### TASK
Report only the number of lines in this material that include the string "left".

━━━ RECORDS FOR PROCESSING ━━━

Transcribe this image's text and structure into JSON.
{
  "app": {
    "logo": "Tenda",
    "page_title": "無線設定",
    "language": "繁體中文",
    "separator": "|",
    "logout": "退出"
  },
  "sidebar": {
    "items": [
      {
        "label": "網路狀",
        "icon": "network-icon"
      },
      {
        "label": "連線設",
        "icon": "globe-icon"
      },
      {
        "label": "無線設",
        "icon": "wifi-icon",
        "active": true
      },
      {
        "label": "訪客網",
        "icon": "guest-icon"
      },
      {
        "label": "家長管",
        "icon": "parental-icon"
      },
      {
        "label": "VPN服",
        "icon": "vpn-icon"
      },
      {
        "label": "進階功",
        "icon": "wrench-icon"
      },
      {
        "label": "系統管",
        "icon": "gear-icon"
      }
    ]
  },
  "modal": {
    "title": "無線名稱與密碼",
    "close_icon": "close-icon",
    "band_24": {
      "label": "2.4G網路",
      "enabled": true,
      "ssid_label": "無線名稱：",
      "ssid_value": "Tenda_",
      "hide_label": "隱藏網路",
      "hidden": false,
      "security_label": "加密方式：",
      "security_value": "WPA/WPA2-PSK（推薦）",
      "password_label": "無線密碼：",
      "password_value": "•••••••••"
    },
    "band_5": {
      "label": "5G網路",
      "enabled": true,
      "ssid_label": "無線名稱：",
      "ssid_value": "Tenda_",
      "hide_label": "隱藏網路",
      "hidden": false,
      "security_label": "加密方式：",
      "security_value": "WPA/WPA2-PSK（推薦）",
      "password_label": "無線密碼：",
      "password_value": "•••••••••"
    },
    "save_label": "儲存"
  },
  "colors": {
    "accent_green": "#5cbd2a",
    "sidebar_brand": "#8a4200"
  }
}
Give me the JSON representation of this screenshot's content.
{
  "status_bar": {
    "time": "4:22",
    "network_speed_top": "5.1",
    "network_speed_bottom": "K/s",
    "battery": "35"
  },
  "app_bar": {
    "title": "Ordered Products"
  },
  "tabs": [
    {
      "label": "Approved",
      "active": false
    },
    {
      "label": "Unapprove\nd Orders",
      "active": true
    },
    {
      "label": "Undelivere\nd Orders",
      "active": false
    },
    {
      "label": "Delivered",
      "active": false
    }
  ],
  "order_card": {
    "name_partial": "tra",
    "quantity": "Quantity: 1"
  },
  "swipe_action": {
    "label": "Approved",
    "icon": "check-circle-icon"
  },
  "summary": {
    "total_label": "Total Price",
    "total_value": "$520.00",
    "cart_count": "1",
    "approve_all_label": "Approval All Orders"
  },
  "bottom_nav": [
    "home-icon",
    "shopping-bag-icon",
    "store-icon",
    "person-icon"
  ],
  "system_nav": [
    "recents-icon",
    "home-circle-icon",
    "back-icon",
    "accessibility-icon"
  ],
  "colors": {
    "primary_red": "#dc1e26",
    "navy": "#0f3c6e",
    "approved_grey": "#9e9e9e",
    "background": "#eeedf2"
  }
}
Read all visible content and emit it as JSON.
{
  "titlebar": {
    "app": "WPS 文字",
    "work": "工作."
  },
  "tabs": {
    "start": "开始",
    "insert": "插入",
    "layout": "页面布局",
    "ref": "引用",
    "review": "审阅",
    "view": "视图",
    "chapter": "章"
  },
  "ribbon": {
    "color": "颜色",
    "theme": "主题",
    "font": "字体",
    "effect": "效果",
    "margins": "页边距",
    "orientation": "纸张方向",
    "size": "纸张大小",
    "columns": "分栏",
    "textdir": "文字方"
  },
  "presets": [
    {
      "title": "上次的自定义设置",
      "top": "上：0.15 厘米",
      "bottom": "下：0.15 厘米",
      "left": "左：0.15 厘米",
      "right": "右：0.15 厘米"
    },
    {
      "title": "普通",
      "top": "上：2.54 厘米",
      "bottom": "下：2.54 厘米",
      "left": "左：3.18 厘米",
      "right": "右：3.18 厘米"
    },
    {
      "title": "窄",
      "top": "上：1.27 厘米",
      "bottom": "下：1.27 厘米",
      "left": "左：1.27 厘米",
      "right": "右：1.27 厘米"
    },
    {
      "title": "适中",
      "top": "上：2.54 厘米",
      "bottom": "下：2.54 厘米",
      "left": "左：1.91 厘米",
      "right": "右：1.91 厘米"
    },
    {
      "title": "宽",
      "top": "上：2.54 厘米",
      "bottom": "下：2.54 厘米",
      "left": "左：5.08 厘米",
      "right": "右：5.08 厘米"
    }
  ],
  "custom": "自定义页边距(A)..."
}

━━━

### COMPLETE ANSWER
5